**REQUIREMENTS**
Locate each line of the material that contains "xlabel", then return it.

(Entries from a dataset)
☆ ☆ ☆ ☆ ☆ ☆ ☆
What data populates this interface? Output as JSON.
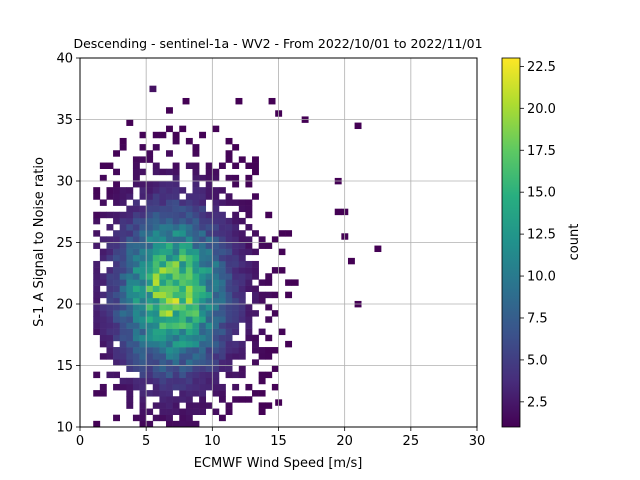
{
  "chart_data": {
    "type": "heatmap",
    "title": "Descending - sentinel-1a - WV2 - From 2022/10/01 to 2022/11/01",
    "xlabel": "ECMWF Wind Speed [m/s]",
    "ylabel": "S-1 A Signal to Noise ratio",
    "xlim": [
      0,
      30
    ],
    "ylim": [
      10,
      40
    ],
    "xticks": [
      "0",
      "5",
      "10",
      "15",
      "20",
      "25",
      "30"
    ],
    "yticks": [
      "10",
      "15",
      "20",
      "25",
      "30",
      "35",
      "40"
    ],
    "grid": true,
    "bin_width_x": 0.5,
    "bin_width_y": 0.5,
    "colormap": "viridis",
    "colorbar": {
      "label": "count",
      "range": [
        1,
        23
      ],
      "ticks": [
        "2.5",
        "5.0",
        "7.5",
        "10.0",
        "12.5",
        "15.0",
        "17.5",
        "20.0",
        "22.5"
      ]
    },
    "density_peak": {
      "x": 7.0,
      "y": 21.0,
      "count": 23
    },
    "outliers": [
      {
        "x": 5.5,
        "y": 37.5,
        "count": 2
      },
      {
        "x": 8.0,
        "y": 36.5,
        "count": 1
      },
      {
        "x": 12.0,
        "y": 36.5,
        "count": 1
      },
      {
        "x": 14.5,
        "y": 36.5,
        "count": 1
      },
      {
        "x": 15.0,
        "y": 35.5,
        "count": 1
      },
      {
        "x": 17.0,
        "y": 35.0,
        "count": 1
      },
      {
        "x": 21.0,
        "y": 34.5,
        "count": 1
      },
      {
        "x": 19.5,
        "y": 30.0,
        "count": 1
      },
      {
        "x": 19.5,
        "y": 27.5,
        "count": 1
      },
      {
        "x": 20.0,
        "y": 27.5,
        "count": 1
      },
      {
        "x": 20.0,
        "y": 25.5,
        "count": 1
      },
      {
        "x": 22.5,
        "y": 24.5,
        "count": 1
      },
      {
        "x": 20.5,
        "y": 23.5,
        "count": 1
      },
      {
        "x": 21.0,
        "y": 20.0,
        "count": 1
      },
      {
        "x": 15.0,
        "y": 12.0,
        "count": 1
      }
    ]
  }
}
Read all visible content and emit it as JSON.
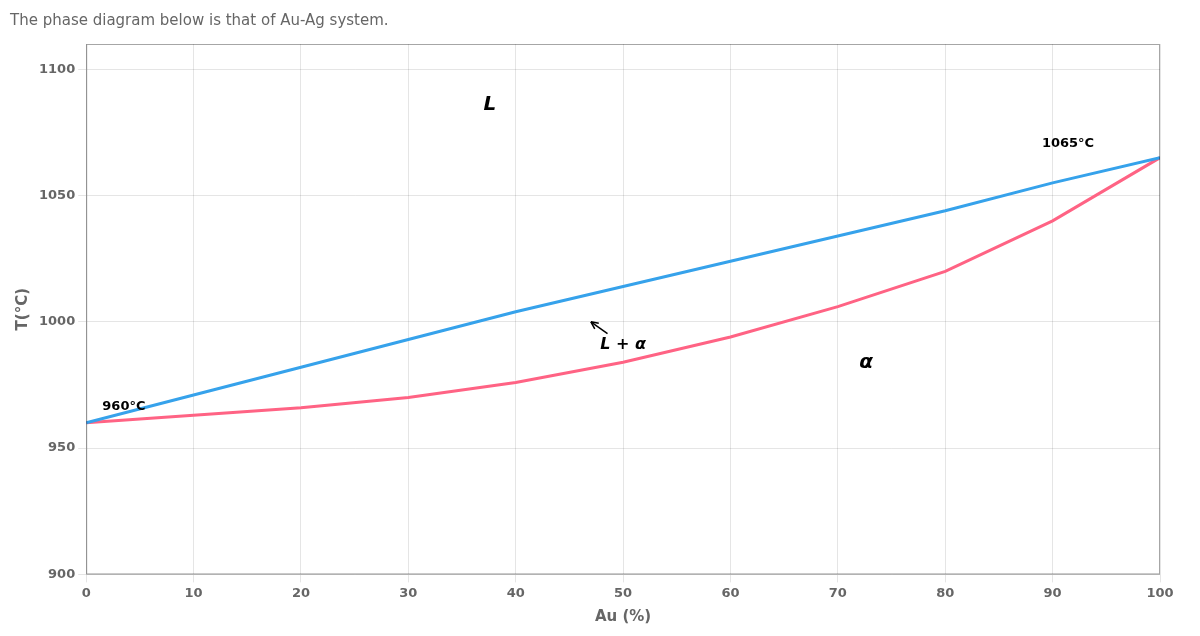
{
  "chart_data": {
    "type": "line",
    "title": "The phase diagram below is that of Au-Ag system.",
    "xlabel": "Au (%)",
    "ylabel": "T(°C)",
    "x": [
      0,
      10,
      20,
      30,
      40,
      50,
      60,
      70,
      80,
      90,
      100
    ],
    "series": [
      {
        "values": [
          960,
          971,
          982,
          993,
          1004,
          1014,
          1024,
          1034,
          1044,
          1055,
          1065
        ]
      },
      {
        "values": [
          960,
          963,
          966,
          970,
          976,
          984,
          994,
          1006,
          1020,
          1040,
          1065
        ]
      }
    ],
    "xlim": [
      0,
      100
    ],
    "ylim": [
      900,
      1110
    ],
    "xticks": [
      0,
      10,
      20,
      30,
      40,
      50,
      60,
      70,
      80,
      90,
      100
    ],
    "yticks": [
      900,
      950,
      1000,
      1050,
      1100
    ],
    "grid": true,
    "annotations": [
      {
        "text": "L",
        "x": 37,
        "y": 1082
      },
      {
        "text": "L + α",
        "x": 50,
        "y": 991,
        "arrow_to": [
          47,
          1000
        ]
      },
      {
        "text": "α",
        "x": 72,
        "y": 980
      },
      {
        "text": "960°C",
        "x": 1.5,
        "y": 964
      },
      {
        "text": "1065°C",
        "x": 89,
        "y": 1068
      }
    ]
  }
}
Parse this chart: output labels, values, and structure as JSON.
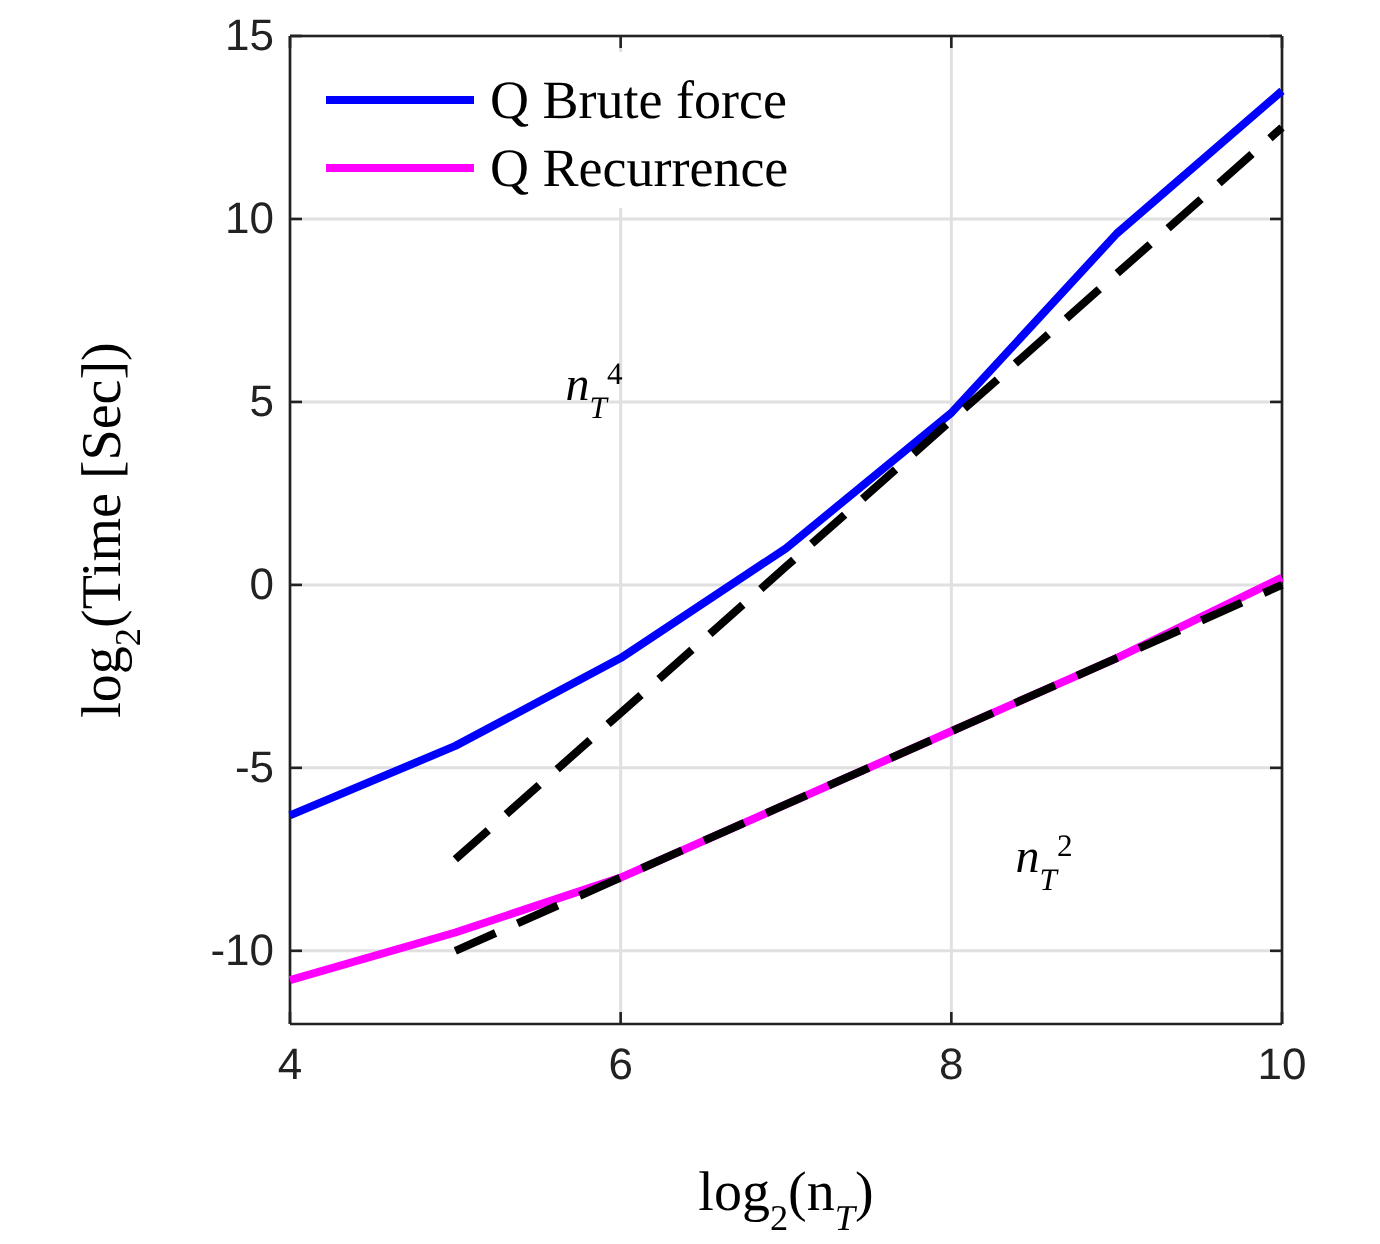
{
  "chart_data": {
    "type": "line",
    "xlabel": "log$_{2}$(n$_{T}$)",
    "ylabel": "log$_{2}$(Time [Sec])",
    "xlim": [
      4,
      10
    ],
    "xticks": [
      4,
      6,
      8,
      10
    ],
    "ylim": [
      -12,
      15
    ],
    "yticks": [
      -10,
      -5,
      0,
      5,
      10,
      15
    ],
    "grid": true,
    "legend": "top left",
    "series": [
      {
        "name": "Q Brute force",
        "color": "#0000ff",
        "x": [
          4,
          5,
          6,
          7,
          8,
          9,
          10
        ],
        "values": [
          -6.3,
          -4.4,
          -2.0,
          1.0,
          4.7,
          9.6,
          13.5
        ],
        "line_style": "solid"
      },
      {
        "name": "Q Recurrence",
        "color": "#ff00ff",
        "x": [
          4,
          5,
          6,
          7,
          8,
          9,
          10
        ],
        "values": [
          -10.8,
          -9.5,
          -8.0,
          -6.0,
          -4.0,
          -2.0,
          0.2
        ],
        "line_style": "solid"
      },
      {
        "color": "#000000",
        "x": [
          5,
          6,
          7,
          8,
          9,
          10
        ],
        "values": [
          -7.5,
          -3.5,
          0.5,
          4.5,
          8.5,
          12.5
        ],
        "line_style": "dashed"
      },
      {
        "color": "#000000",
        "x": [
          5,
          6,
          7,
          8,
          9,
          10
        ],
        "values": [
          -10,
          -8,
          -6,
          -4,
          -2,
          0
        ],
        "line_style": "dashed"
      }
    ],
    "annotations": [
      "n$_{T}$$^{4}$",
      "n$_{T}$$^{2}$"
    ]
  }
}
☆ ☆ ☆ ☆ ☆ ☆ ☆
**TASK ANSWER**
    "xlabel": "ECMWF Wind Speed [m/s]",
    "xlabel": "Au (%)",
    "xlabel": "log$_{2}$(n$_{T}$)",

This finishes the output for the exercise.